%%

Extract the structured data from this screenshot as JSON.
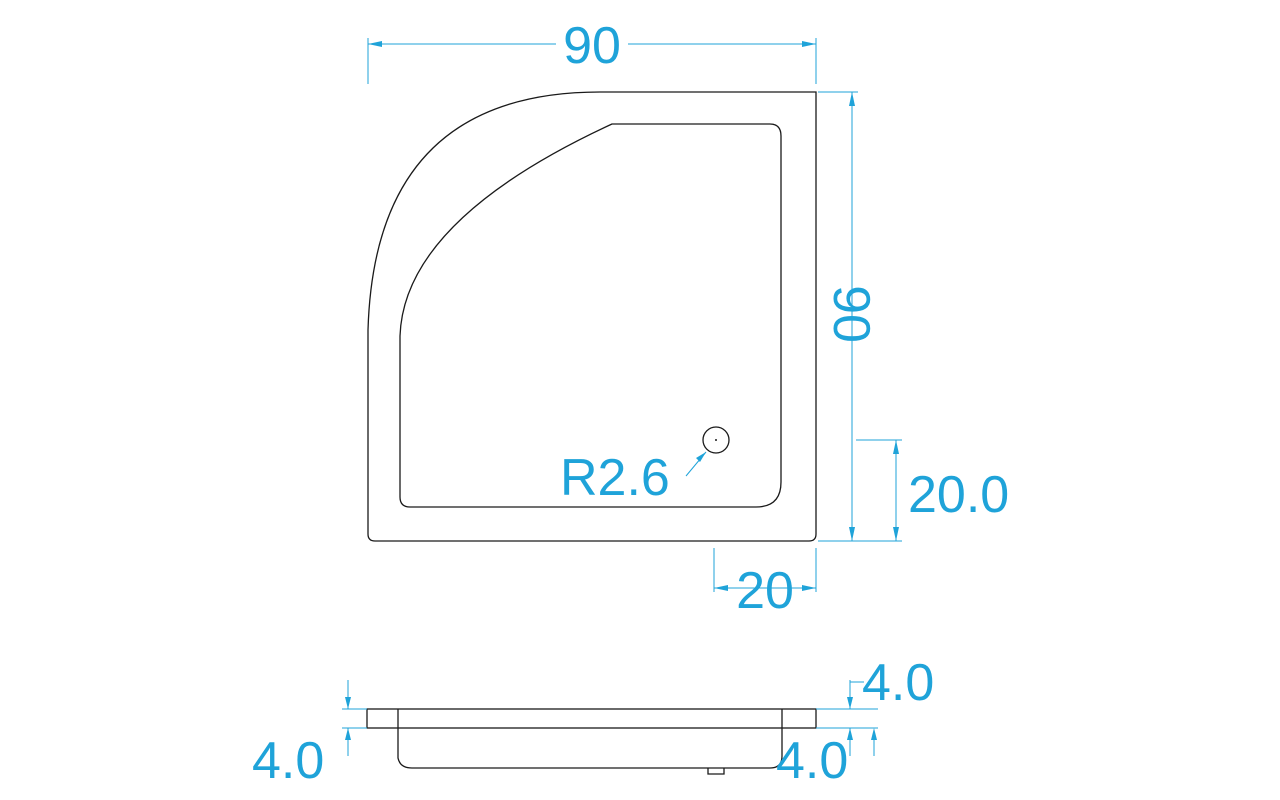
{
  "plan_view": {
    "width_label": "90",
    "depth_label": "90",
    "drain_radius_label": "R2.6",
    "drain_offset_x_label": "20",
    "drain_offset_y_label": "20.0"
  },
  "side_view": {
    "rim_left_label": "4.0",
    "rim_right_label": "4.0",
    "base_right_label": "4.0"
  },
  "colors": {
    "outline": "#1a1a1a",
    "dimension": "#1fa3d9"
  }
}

%%
%%

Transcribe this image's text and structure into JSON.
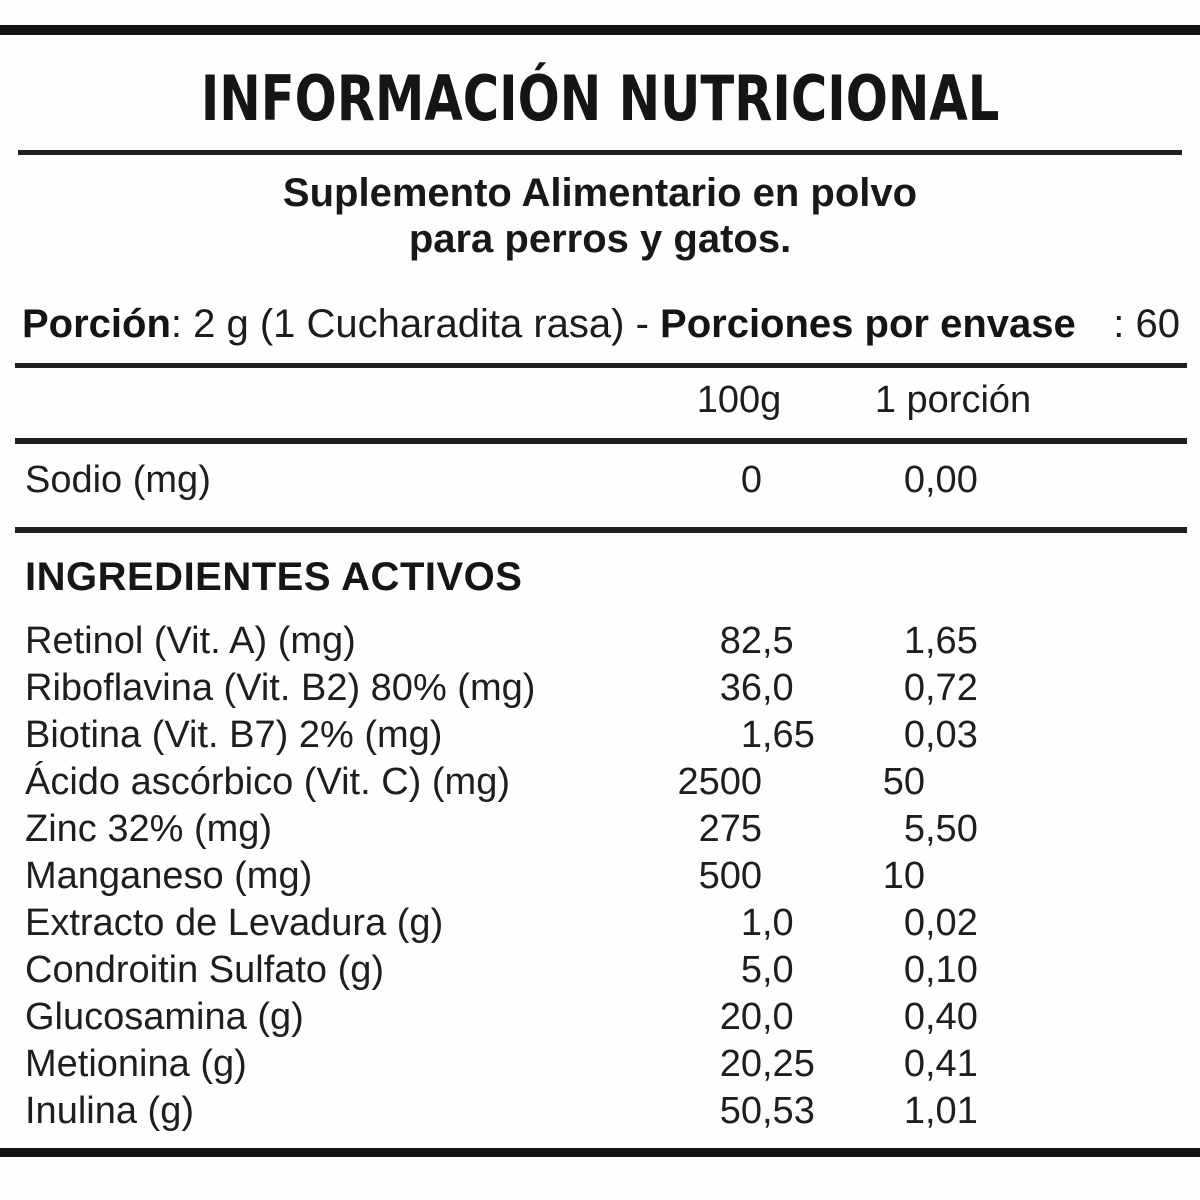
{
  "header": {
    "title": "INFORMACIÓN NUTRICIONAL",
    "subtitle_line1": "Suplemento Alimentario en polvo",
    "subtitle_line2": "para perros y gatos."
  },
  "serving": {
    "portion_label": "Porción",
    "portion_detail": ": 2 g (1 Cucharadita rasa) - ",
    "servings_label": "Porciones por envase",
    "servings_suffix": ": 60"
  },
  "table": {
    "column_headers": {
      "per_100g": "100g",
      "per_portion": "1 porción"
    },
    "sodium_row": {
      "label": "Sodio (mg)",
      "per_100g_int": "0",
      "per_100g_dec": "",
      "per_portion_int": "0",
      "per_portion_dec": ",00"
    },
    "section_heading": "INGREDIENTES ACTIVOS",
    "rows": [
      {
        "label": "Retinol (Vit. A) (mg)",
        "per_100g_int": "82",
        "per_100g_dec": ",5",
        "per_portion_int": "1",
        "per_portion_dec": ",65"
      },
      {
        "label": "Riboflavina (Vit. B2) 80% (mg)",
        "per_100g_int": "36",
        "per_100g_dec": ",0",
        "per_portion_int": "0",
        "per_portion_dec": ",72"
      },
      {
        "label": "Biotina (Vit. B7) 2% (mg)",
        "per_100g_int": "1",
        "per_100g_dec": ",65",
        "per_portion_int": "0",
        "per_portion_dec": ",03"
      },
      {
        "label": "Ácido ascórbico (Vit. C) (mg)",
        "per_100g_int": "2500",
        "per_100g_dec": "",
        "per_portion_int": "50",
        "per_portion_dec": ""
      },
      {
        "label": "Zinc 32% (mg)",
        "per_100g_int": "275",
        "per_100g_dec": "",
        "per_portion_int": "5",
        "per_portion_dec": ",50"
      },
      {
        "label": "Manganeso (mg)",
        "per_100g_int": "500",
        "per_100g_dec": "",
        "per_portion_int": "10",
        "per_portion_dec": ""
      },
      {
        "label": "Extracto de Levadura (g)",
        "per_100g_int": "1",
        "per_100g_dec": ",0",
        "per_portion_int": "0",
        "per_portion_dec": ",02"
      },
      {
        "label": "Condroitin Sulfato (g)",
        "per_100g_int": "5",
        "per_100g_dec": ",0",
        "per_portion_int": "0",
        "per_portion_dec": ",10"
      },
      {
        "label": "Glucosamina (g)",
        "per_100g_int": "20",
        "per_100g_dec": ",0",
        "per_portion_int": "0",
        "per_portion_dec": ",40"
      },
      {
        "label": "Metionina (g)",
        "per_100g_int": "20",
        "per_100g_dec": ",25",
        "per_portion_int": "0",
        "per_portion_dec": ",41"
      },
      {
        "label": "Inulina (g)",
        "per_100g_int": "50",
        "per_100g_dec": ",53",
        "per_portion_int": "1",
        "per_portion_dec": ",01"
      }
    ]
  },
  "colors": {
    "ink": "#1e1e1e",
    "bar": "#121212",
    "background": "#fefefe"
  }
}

%%

=== Exercise objective ===
Take each line of the material that contains the word "this" and list it.

=== Solution to the exercise ===
Extract the structured data from this screenshot as JSON.
Transcribe this image's text and structure into JSON.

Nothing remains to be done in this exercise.